**Task requirements:**
Where the word "abrechenbar" occurs in a line, return that line.

**Dataset records:**

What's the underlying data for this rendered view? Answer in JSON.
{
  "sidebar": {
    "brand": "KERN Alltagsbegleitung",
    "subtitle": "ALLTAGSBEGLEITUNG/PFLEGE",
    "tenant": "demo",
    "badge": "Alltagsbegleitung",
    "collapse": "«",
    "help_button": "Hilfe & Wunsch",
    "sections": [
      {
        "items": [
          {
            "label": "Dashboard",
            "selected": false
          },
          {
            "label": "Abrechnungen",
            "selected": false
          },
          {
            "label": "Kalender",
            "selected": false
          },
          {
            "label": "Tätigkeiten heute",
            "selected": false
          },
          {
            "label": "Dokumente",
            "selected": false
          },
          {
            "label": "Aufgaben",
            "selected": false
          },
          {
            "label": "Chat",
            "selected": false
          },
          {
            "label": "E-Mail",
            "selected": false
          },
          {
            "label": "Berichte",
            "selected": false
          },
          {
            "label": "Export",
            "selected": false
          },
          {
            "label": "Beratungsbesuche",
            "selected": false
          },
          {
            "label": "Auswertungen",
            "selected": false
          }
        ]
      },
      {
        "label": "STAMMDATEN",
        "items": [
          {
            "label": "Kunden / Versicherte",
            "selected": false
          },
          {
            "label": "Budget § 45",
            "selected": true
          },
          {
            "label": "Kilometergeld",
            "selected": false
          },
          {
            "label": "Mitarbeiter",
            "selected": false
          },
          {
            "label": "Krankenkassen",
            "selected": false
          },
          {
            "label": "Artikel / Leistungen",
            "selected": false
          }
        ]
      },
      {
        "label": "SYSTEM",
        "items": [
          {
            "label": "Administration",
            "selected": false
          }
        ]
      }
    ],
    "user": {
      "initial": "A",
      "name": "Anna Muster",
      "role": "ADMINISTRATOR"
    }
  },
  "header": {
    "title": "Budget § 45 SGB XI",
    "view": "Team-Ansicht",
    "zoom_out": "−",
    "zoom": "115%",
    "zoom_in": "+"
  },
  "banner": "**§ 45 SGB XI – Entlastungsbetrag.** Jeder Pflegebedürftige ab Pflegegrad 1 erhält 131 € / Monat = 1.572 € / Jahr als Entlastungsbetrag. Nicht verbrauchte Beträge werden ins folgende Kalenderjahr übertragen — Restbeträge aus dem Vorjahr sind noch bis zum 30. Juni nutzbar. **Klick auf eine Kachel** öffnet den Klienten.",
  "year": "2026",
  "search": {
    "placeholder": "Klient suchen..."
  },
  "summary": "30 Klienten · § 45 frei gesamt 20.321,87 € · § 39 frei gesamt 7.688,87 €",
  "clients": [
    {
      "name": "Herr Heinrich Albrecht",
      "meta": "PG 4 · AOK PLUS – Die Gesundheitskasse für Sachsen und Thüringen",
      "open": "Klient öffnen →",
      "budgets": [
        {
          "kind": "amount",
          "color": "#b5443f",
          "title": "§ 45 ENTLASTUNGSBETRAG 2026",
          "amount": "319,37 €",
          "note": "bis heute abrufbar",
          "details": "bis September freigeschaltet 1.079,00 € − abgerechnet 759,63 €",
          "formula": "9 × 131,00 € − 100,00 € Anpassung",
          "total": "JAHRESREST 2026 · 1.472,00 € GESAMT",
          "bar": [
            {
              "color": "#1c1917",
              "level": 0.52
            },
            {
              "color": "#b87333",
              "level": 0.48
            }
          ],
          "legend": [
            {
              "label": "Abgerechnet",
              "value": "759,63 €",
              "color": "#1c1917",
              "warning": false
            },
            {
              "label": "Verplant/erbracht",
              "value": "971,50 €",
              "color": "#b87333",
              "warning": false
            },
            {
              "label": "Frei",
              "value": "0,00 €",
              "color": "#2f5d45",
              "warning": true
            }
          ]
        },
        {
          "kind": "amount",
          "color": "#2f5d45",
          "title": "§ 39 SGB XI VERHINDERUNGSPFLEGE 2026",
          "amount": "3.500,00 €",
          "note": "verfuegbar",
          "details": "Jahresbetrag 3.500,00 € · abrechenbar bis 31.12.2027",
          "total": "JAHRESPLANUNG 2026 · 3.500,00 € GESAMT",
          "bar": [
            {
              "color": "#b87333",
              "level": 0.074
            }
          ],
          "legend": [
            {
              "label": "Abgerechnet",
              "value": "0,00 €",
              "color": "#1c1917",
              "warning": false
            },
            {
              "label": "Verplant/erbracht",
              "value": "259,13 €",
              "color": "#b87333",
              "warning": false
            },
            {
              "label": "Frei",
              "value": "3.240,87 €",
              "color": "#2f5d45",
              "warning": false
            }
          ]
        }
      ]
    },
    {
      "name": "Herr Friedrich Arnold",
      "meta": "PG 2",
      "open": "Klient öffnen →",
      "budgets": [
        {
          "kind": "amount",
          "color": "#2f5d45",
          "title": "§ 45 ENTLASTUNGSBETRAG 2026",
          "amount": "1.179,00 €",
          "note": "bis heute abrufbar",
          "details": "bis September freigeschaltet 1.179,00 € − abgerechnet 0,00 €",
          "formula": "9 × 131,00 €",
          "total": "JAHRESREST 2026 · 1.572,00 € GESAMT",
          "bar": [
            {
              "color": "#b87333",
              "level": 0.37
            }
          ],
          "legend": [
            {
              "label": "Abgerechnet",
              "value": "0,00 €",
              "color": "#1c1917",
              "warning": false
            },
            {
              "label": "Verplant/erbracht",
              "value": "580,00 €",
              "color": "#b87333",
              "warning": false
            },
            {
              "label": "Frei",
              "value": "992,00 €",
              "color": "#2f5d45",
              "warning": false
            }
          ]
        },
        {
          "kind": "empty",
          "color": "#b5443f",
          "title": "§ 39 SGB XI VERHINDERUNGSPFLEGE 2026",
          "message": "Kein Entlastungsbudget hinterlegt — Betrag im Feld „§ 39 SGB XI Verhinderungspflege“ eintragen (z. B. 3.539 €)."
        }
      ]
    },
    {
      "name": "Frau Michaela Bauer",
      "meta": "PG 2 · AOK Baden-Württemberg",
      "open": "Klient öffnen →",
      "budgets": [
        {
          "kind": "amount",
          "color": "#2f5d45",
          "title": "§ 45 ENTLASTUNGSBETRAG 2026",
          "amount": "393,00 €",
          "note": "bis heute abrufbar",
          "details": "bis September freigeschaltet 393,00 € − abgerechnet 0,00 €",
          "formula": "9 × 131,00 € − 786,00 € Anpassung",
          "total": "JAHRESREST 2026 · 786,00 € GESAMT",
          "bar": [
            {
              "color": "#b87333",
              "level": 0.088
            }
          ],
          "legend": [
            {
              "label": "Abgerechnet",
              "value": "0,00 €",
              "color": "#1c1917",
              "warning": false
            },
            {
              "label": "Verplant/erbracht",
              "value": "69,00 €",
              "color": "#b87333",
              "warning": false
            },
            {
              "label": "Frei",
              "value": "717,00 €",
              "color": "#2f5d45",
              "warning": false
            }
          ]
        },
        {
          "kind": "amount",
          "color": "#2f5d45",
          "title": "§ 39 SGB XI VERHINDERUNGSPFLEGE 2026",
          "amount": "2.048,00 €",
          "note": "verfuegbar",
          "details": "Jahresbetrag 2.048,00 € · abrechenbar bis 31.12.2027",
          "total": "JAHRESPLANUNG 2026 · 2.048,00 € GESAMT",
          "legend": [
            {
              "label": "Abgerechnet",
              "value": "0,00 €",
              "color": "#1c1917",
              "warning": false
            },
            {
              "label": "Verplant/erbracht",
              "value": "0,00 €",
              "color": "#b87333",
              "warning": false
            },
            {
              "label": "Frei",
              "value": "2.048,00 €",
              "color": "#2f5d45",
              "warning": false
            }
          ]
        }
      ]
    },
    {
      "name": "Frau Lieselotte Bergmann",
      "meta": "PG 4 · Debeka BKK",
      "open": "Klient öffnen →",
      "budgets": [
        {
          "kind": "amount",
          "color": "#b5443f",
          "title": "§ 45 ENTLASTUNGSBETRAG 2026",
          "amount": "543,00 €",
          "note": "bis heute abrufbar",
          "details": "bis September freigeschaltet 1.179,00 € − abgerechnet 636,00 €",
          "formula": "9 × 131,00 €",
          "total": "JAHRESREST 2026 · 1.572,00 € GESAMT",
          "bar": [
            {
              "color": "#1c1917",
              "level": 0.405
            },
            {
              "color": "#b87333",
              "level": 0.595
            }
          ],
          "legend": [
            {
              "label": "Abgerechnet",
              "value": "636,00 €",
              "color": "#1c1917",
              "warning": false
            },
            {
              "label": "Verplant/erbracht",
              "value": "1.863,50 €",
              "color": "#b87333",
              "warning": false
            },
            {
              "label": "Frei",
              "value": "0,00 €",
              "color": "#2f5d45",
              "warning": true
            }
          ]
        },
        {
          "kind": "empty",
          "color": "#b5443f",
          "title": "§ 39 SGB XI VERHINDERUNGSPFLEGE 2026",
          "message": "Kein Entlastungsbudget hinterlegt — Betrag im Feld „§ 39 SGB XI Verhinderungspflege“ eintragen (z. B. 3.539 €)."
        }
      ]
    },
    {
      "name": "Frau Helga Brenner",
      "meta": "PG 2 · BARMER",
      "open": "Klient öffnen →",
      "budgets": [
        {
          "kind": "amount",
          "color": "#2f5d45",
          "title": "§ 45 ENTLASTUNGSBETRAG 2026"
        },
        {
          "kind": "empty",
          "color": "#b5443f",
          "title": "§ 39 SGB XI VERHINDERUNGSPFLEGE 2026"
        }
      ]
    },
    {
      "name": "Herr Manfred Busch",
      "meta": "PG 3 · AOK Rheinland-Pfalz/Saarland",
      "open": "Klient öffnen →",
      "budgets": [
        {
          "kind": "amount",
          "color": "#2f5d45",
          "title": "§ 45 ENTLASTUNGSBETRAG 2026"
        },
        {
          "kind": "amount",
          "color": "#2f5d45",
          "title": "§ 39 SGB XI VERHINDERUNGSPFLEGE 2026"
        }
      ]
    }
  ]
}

**Task solution:**
          "details": "Jahresbetrag 3.500,00 € · abrechenbar bis 31.12.2027",
          "details": "Jahresbetrag 2.048,00 € · abrechenbar bis 31.12.2027",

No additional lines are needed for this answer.